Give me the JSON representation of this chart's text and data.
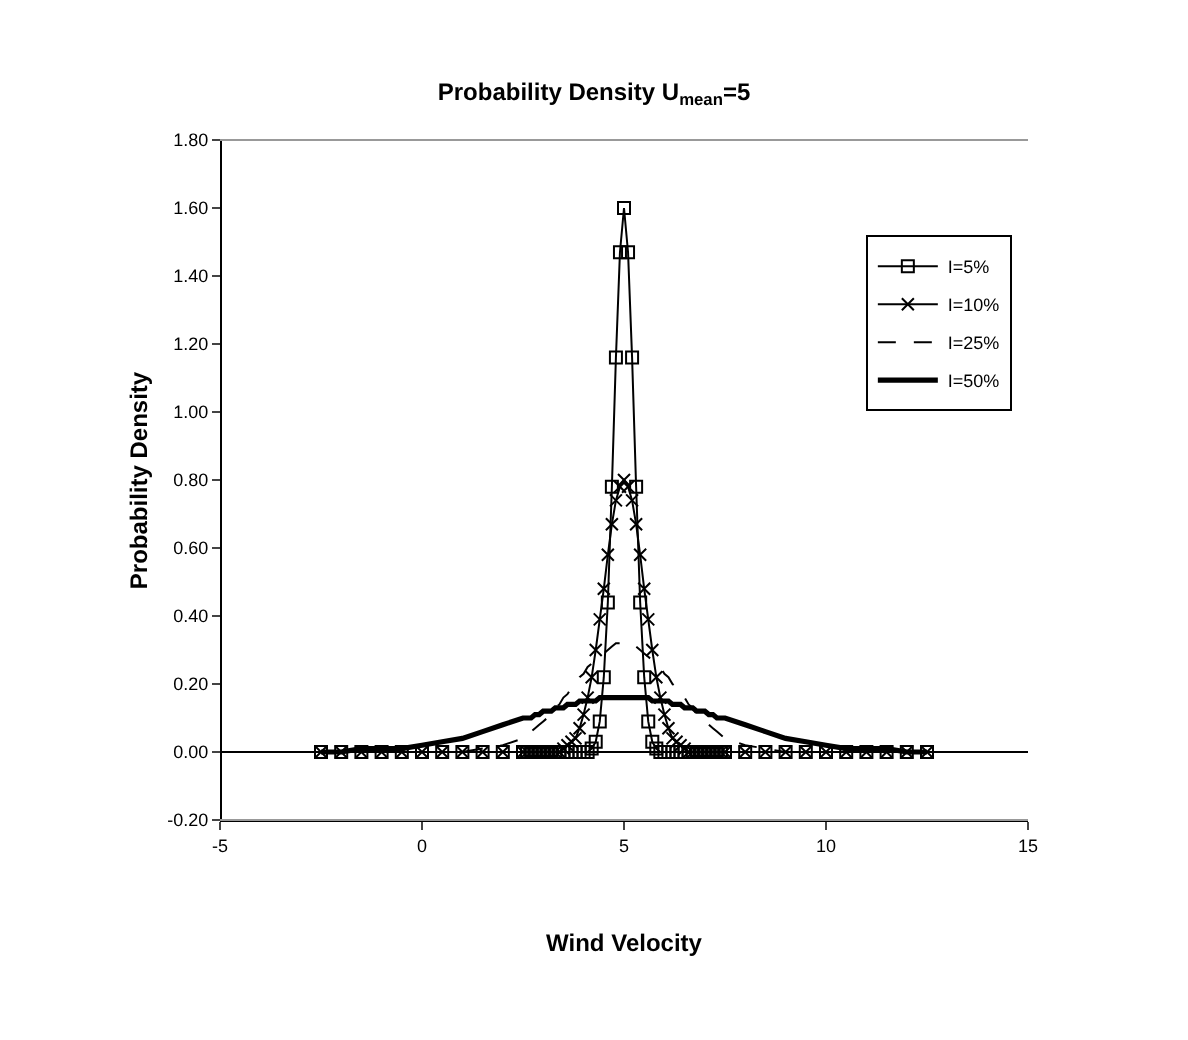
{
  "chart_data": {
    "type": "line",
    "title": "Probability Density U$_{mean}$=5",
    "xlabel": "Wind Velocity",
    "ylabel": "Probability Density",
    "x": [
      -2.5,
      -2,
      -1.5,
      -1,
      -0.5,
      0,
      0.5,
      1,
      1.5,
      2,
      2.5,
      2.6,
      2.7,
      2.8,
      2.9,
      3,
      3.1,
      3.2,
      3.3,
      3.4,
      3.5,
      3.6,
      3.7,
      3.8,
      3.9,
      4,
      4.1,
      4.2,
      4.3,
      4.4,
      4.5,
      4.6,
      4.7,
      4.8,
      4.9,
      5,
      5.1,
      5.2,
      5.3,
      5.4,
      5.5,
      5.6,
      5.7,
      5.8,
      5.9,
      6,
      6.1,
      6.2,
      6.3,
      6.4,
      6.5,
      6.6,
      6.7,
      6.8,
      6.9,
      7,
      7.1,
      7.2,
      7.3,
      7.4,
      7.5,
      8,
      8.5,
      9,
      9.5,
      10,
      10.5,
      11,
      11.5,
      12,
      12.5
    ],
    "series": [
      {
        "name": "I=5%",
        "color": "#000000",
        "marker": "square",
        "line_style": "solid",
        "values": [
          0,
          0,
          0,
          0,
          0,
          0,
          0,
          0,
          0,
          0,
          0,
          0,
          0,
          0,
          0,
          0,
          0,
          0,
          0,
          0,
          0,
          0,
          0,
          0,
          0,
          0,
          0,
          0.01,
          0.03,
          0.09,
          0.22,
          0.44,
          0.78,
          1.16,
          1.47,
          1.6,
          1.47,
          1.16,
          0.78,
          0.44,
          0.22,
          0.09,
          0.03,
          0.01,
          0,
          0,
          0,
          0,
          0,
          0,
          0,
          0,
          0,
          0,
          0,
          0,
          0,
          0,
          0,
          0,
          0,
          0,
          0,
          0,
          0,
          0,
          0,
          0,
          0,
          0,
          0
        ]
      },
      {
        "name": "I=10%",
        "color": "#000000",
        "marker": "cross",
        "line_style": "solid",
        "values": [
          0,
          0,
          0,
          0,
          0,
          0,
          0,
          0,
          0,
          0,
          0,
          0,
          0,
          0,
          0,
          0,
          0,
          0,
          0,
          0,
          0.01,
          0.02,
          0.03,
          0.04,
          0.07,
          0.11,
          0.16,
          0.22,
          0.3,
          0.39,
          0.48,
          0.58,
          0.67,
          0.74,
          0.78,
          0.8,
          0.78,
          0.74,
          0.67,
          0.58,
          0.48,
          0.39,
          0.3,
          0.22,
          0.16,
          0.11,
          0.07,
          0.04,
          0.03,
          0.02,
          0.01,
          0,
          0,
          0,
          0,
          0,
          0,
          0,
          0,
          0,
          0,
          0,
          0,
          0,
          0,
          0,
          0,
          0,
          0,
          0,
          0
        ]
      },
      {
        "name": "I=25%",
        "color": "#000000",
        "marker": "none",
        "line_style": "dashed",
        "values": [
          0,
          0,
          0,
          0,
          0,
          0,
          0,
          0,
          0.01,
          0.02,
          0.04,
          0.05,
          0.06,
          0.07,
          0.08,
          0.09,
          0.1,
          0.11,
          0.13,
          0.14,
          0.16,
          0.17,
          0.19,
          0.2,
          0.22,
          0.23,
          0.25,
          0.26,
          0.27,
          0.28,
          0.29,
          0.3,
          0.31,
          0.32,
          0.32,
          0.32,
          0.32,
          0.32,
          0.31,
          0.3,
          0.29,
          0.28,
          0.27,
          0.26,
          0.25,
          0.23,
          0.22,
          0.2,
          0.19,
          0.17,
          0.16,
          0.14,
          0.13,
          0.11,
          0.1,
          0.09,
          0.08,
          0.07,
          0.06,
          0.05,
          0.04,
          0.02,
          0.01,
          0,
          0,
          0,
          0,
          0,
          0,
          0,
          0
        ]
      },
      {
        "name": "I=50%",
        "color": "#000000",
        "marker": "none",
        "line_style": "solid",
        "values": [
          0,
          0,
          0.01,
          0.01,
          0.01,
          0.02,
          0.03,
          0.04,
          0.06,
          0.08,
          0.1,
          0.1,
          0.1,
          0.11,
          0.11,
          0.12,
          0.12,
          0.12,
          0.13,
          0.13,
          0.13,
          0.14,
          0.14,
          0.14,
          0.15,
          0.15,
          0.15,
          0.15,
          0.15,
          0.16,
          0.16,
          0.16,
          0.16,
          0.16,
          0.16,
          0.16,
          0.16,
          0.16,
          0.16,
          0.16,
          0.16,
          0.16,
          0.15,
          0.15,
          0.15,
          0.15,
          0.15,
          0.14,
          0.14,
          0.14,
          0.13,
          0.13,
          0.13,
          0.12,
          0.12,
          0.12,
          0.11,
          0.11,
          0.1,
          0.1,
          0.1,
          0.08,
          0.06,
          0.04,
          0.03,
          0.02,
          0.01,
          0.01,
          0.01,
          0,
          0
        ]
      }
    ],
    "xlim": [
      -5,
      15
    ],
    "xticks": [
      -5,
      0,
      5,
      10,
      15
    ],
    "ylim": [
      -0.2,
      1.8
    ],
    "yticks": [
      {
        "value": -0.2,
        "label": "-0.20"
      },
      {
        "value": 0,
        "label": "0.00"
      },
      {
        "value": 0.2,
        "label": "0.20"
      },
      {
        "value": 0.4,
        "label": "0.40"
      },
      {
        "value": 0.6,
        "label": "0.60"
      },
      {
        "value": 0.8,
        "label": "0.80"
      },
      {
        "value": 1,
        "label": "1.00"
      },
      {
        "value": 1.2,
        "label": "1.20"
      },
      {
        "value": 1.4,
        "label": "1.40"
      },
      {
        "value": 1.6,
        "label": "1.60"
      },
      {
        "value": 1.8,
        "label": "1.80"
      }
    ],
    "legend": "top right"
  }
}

·····

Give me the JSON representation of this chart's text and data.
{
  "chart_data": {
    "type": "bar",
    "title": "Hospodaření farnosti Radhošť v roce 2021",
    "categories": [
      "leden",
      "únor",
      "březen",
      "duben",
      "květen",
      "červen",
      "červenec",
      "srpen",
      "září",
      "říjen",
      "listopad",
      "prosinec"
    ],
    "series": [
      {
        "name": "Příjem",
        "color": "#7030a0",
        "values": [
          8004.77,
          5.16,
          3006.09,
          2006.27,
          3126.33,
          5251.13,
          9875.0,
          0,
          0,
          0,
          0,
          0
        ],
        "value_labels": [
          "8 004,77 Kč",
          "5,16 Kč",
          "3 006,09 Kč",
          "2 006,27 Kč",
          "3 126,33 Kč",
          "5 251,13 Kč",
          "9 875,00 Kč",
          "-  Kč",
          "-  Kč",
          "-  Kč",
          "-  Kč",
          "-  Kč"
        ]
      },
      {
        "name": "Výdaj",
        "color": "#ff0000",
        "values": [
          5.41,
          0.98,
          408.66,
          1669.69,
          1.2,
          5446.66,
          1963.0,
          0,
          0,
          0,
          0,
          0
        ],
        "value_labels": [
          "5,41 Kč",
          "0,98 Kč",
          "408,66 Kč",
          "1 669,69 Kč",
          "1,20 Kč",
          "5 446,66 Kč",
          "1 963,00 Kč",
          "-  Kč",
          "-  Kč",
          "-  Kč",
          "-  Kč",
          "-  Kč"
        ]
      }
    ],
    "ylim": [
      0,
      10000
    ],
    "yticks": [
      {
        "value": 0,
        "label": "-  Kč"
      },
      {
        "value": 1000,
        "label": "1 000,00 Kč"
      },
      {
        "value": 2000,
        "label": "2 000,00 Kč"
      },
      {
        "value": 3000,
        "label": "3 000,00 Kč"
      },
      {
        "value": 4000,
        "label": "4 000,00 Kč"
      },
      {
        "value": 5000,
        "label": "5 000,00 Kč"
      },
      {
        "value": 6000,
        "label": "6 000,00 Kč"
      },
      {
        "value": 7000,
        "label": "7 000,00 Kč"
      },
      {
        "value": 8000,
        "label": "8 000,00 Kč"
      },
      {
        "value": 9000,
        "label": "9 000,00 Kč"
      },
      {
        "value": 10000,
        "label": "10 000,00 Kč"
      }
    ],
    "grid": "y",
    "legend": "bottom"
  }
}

·····

== WHAT YOU SHOULD DO ==
Say the number of lines in the listing that hold "marker", with no added words.

== THE SOLUTION ==
4